> **Short exercise**:
Every line of the records below should be restated exactly.

[START Available data]

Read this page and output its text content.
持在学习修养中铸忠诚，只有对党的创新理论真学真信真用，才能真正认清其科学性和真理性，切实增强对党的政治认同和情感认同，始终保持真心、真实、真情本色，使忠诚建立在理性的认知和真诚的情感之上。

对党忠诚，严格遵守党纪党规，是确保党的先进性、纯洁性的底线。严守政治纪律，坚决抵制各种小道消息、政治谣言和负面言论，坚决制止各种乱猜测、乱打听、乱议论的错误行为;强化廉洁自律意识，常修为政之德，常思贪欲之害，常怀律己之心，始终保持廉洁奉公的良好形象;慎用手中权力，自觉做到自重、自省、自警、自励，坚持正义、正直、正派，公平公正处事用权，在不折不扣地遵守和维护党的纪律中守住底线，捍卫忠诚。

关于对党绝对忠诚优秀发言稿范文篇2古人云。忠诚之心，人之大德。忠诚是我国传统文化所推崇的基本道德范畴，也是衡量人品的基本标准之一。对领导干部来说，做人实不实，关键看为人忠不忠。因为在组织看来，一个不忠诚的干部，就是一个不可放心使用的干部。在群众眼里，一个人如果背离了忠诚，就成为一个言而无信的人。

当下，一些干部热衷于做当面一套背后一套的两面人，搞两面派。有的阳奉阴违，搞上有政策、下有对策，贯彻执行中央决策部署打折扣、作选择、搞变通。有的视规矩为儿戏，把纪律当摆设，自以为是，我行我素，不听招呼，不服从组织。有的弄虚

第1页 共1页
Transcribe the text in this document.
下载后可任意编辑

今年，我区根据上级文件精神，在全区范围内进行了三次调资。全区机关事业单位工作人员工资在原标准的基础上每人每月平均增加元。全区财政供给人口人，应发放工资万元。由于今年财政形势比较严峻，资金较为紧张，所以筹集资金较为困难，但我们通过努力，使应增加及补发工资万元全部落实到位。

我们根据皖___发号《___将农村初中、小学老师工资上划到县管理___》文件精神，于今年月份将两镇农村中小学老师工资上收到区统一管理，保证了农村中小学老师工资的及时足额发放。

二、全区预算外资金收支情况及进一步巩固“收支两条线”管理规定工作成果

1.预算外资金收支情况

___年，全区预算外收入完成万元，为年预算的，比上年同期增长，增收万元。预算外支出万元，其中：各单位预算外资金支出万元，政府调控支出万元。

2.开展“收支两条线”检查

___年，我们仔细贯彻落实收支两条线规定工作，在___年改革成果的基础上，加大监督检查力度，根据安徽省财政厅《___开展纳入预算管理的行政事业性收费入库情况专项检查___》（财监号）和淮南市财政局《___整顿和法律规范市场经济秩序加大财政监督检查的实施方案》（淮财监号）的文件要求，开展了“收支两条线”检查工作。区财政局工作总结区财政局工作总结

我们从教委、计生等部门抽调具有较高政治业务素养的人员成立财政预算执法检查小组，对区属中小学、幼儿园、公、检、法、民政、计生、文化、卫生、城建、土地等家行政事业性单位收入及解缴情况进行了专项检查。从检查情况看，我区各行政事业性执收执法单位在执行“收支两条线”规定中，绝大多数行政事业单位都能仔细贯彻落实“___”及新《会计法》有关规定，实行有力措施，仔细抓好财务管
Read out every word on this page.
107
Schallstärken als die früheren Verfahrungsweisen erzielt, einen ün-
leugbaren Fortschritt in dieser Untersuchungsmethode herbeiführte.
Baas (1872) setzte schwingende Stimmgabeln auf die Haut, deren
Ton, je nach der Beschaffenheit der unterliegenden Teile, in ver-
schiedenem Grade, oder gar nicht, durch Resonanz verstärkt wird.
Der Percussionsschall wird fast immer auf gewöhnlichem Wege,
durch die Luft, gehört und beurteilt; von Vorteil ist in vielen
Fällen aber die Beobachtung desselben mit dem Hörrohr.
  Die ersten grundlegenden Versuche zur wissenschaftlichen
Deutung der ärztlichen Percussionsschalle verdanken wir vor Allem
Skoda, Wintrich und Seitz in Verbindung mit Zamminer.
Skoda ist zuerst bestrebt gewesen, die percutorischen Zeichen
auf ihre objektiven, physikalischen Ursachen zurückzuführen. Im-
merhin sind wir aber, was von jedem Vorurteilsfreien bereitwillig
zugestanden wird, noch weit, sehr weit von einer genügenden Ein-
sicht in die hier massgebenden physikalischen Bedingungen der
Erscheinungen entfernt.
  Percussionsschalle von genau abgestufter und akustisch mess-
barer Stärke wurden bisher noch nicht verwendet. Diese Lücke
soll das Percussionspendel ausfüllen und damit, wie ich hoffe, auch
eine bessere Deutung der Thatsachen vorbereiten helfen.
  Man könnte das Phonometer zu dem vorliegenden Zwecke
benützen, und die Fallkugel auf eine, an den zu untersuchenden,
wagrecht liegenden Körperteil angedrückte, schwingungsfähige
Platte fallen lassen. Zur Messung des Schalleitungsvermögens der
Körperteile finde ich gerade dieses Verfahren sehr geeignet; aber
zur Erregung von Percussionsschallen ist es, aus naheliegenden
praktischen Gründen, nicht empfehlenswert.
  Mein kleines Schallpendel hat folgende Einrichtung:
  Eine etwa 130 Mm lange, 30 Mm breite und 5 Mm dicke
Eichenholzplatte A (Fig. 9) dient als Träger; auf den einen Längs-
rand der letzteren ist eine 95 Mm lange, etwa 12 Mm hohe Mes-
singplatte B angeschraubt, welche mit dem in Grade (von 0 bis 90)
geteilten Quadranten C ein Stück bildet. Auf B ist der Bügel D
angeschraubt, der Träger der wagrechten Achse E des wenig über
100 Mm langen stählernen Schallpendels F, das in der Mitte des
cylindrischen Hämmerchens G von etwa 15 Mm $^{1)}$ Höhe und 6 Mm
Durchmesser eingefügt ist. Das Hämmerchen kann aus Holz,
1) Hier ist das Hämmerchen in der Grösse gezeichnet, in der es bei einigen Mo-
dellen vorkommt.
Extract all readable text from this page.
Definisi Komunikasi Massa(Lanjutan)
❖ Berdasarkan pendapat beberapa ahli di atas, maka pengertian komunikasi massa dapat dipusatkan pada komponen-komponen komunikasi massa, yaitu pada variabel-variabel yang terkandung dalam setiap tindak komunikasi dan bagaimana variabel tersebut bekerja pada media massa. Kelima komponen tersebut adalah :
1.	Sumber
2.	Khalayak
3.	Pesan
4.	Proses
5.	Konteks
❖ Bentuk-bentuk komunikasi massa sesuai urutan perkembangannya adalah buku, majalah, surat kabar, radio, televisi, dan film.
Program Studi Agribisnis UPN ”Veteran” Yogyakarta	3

[END Available data]

> **Response**:
Read this page and output its text content.
持在学习修养中铸忠诚，只有对党的创新理论真学真信真用，才能真正认清其科学性和真理性，切实增强对党的政治认同和情感认同，始终保持真心、真实、真情本色，使忠诚建立在理性的认知和真诚的情感之上。

对党忠诚，严格遵守党纪党规，是确保党的先进性、纯洁性的底线。严守政治纪律，坚决抵制各种小道消息、政治谣言和负面言论，坚决制止各种乱猜测、乱打听、乱议论的错误行为;强化廉洁自律意识，常修为政之德，常思贪欲之害，常怀律己之心，始终保持廉洁奉公的良好形象;慎用手中权力，自觉做到自重、自省、自警、自励，坚持正义、正直、正派，公平公正处事用权，在不折不扣地遵守和维护党的纪律中守住底线，捍卫忠诚。

关于对党绝对忠诚优秀发言稿范文篇2古人云。忠诚之心，人之大德。忠诚是我国传统文化所推崇的基本道德范畴，也是衡量人品的基本标准之一。对领导干部来说，做人实不实，关键看为人忠不忠。因为在组织看来，一个不忠诚的干部，就是一个不可放心使用的干部。在群众眼里，一个人如果背离了忠诚，就成为一个言而无信的人。

当下，一些干部热衷于做当面一套背后一套的两面人，搞两面派。有的阳奉阴违，搞上有政策、下有对策，贯彻执行中央决策部署打折扣、作选择、搞变通。有的视规矩为儿戏，把纪律当摆设，自以为是，我行我素，不听招呼，不服从组织。有的弄虚

第1页 共1页
Transcribe the text in this document.
下载后可任意编辑

今年，我区根据上级文件精神，在全区范围内进行了三次调资。全区机关事业单位工作人员工资在原标准的基础上每人每月平均增加元。全区财政供给人口人，应发放工资万元。由于今年财政形势比较严峻，资金较为紧张，所以筹集资金较为困难，但我们通过努力，使应增加及补发工资万元全部落实到位。

我们根据皖___发号《___将农村初中、小学老师工资上划到县管理___》文件精神，于今年月份将两镇农村中小学老师工资上收到区统一管理，保证了农村中小学老师工资的及时足额发放。

二、全区预算外资金收支情况及进一步巩固“收支两条线”管理规定工作成果

1.预算外资金收支情况

___年，全区预算外收入完成万元，为年预算的，比上年同期增长，增收万元。预算外支出万元，其中：各单位预算外资金支出万元，政府调控支出万元。

2.开展“收支两条线”检查

___年，我们仔细贯彻落实收支两条线规定工作，在___年改革成果的基础上，加大监督检查力度，根据安徽省财政厅《___开展纳入预算管理的行政事业性收费入库情况专项检查___》（财监号）和淮南市财政局《___整顿和法律规范市场经济秩序加大财政监督检查的实施方案》（淮财监号）的文件要求，开展了“收支两条线”检查工作。区财政局工作总结区财政局工作总结

我们从教委、计生等部门抽调具有较高政治业务素养的人员成立财政预算执法检查小组，对区属中小学、幼儿园、公、检、法、民政、计生、文化、卫生、城建、土地等家行政事业性单位收入及解缴情况进行了专项检查。从检查情况看，我区各行政事业性执收执法单位在执行“收支两条线”规定中，绝大多数行政事业单位都能仔细贯彻落实“___”及新《会计法》有关规定，实行有力措施，仔细抓好财务管
Read out every word on this page.
107
Schallstärken als die früheren Verfahrungsweisen erzielt, einen ün-
leugbaren Fortschritt in dieser Untersuchungsmethode herbeiführte.
Baas (1872) setzte schwingende Stimmgabeln auf die Haut, deren
Ton, je nach der Beschaffenheit der unterliegenden Teile, in ver-
schiedenem Grade, oder gar nicht, durch Resonanz verstärkt wird.
Der Percussionsschall wird fast immer auf gewöhnlichem Wege,
durch die Luft, gehört und beurteilt; von Vorteil ist in vielen
Fällen aber die Beobachtung desselben mit dem Hörrohr.
  Die ersten grundlegenden Versuche zur wissenschaftlichen
Deutung der ärztlichen Percussionsschalle verdanken wir vor Allem
Skoda, Wintrich und Seitz in Verbindung mit Zamminer.
Skoda ist zuerst bestrebt gewesen, die percutorischen Zeichen
auf ihre objektiven, physikalischen Ursachen zurückzuführen. Im-
merhin sind wir aber, was von jedem Vorurteilsfreien bereitwillig
zugestanden wird, noch weit, sehr weit von einer genügenden Ein-
sicht in die hier massgebenden physikalischen Bedingungen der
Erscheinungen entfernt.
  Percussionsschalle von genau abgestufter und akustisch mess-
barer Stärke wurden bisher noch nicht verwendet. Diese Lücke
soll das Percussionspendel ausfüllen und damit, wie ich hoffe, auch
eine bessere Deutung der Thatsachen vorbereiten helfen.
  Man könnte das Phonometer zu dem vorliegenden Zwecke
benützen, und die Fallkugel auf eine, an den zu untersuchenden,
wagrecht liegenden Körperteil angedrückte, schwingungsfähige
Platte fallen lassen. Zur Messung des Schalleitungsvermögens der
Körperteile finde ich gerade dieses Verfahren sehr geeignet; aber
zur Erregung von Percussionsschallen ist es, aus naheliegenden
praktischen Gründen, nicht empfehlenswert.
  Mein kleines Schallpendel hat folgende Einrichtung:
  Eine etwa 130 Mm lange, 30 Mm breite und 5 Mm dicke
Eichenholzplatte A (Fig. 9) dient als Träger; auf den einen Längs-
rand der letzteren ist eine 95 Mm lange, etwa 12 Mm hohe Mes-
singplatte B angeschraubt, welche mit dem in Grade (von 0 bis 90)
geteilten Quadranten C ein Stück bildet. Auf B ist der Bügel D
angeschraubt, der Träger der wagrechten Achse E des wenig über
100 Mm langen stählernen Schallpendels F, das in der Mitte des
cylindrischen Hämmerchens G von etwa 15 Mm $^{1)}$ Höhe und 6 Mm
Durchmesser eingefügt ist. Das Hämmerchen kann aus Holz,
1) Hier ist das Hämmerchen in der Grösse gezeichnet, in der es bei einigen Mo-
dellen vorkommt.
Extract all readable text from this page.
Definisi Komunikasi Massa(Lanjutan)
❖ Berdasarkan pendapat beberapa ahli di atas, maka pengertian komunikasi massa dapat dipusatkan pada komponen-komponen komunikasi massa, yaitu pada variabel-variabel yang terkandung dalam setiap tindak komunikasi dan bagaimana variabel tersebut bekerja pada media massa. Kelima komponen tersebut adalah :
1.	Sumber
2.	Khalayak
3.	Pesan
4.	Proses
5.	Konteks
❖ Bentuk-bentuk komunikasi massa sesuai urutan perkembangannya adalah buku, majalah, surat kabar, radio, televisi, dan film.
Program Studi Agribisnis UPN ”Veteran” Yogyakarta	3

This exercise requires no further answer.